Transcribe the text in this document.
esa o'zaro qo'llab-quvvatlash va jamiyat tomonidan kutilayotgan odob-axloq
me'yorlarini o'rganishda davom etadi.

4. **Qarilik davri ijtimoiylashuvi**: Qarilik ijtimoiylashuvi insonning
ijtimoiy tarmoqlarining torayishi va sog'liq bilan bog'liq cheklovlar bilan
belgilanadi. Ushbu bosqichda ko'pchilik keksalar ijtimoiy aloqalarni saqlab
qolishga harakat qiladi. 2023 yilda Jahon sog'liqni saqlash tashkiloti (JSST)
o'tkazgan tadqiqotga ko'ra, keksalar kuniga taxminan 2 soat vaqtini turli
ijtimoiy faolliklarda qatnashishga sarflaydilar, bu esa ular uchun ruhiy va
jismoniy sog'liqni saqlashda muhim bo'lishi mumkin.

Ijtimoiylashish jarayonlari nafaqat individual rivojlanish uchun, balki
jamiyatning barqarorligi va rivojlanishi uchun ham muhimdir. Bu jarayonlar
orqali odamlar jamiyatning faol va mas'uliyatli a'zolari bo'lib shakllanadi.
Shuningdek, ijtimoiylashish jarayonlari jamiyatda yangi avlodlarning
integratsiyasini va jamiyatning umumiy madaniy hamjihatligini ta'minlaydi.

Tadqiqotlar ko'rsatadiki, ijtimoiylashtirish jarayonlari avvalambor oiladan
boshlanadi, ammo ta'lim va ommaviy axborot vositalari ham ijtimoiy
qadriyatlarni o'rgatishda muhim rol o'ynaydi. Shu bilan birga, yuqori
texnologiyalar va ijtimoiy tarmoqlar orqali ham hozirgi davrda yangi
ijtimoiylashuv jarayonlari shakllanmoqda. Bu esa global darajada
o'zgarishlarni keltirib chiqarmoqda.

○ ○ ○ ○

Stated exercise -> Output the full listing without altering anything.

Problem solution ->
Transcribe the text in this document.
esa o'zaro qo'llab-quvvatlash va jamiyat tomonidan kutilayotgan odob-axloq
me'yorlarini o'rganishda davom etadi.

4. **Qarilik davri ijtimoiylashuvi**: Qarilik ijtimoiylashuvi insonning
ijtimoiy tarmoqlarining torayishi va sog'liq bilan bog'liq cheklovlar bilan
belgilanadi. Ushbu bosqichda ko'pchilik keksalar ijtimoiy aloqalarni saqlab
qolishga harakat qiladi. 2023 yilda Jahon sog'liqni saqlash tashkiloti (JSST)
o'tkazgan tadqiqotga ko'ra, keksalar kuniga taxminan 2 soat vaqtini turli
ijtimoiy faolliklarda qatnashishga sarflaydilar, bu esa ular uchun ruhiy va
jismoniy sog'liqni saqlashda muhim bo'lishi mumkin.

Ijtimoiylashish jarayonlari nafaqat individual rivojlanish uchun, balki
jamiyatning barqarorligi va rivojlanishi uchun ham muhimdir. Bu jarayonlar
orqali odamlar jamiyatning faol va mas'uliyatli a'zolari bo'lib shakllanadi.
Shuningdek, ijtimoiylashish jarayonlari jamiyatda yangi avlodlarning
integratsiyasini va jamiyatning umumiy madaniy hamjihatligini ta'minlaydi.

Tadqiqotlar ko'rsatadiki, ijtimoiylashtirish jarayonlari avvalambor oiladan
boshlanadi, ammo ta'lim va ommaviy axborot vositalari ham ijtimoiy
qadriyatlarni o'rgatishda muhim rol o'ynaydi. Shu bilan birga, yuqori
texnologiyalar va ijtimoiy tarmoqlar orqali ham hozirgi davrda yangi
ijtimoiylashuv jarayonlari shakllanmoqda. Bu esa global darajada
o'zgarishlarni keltirib chiqarmoqda.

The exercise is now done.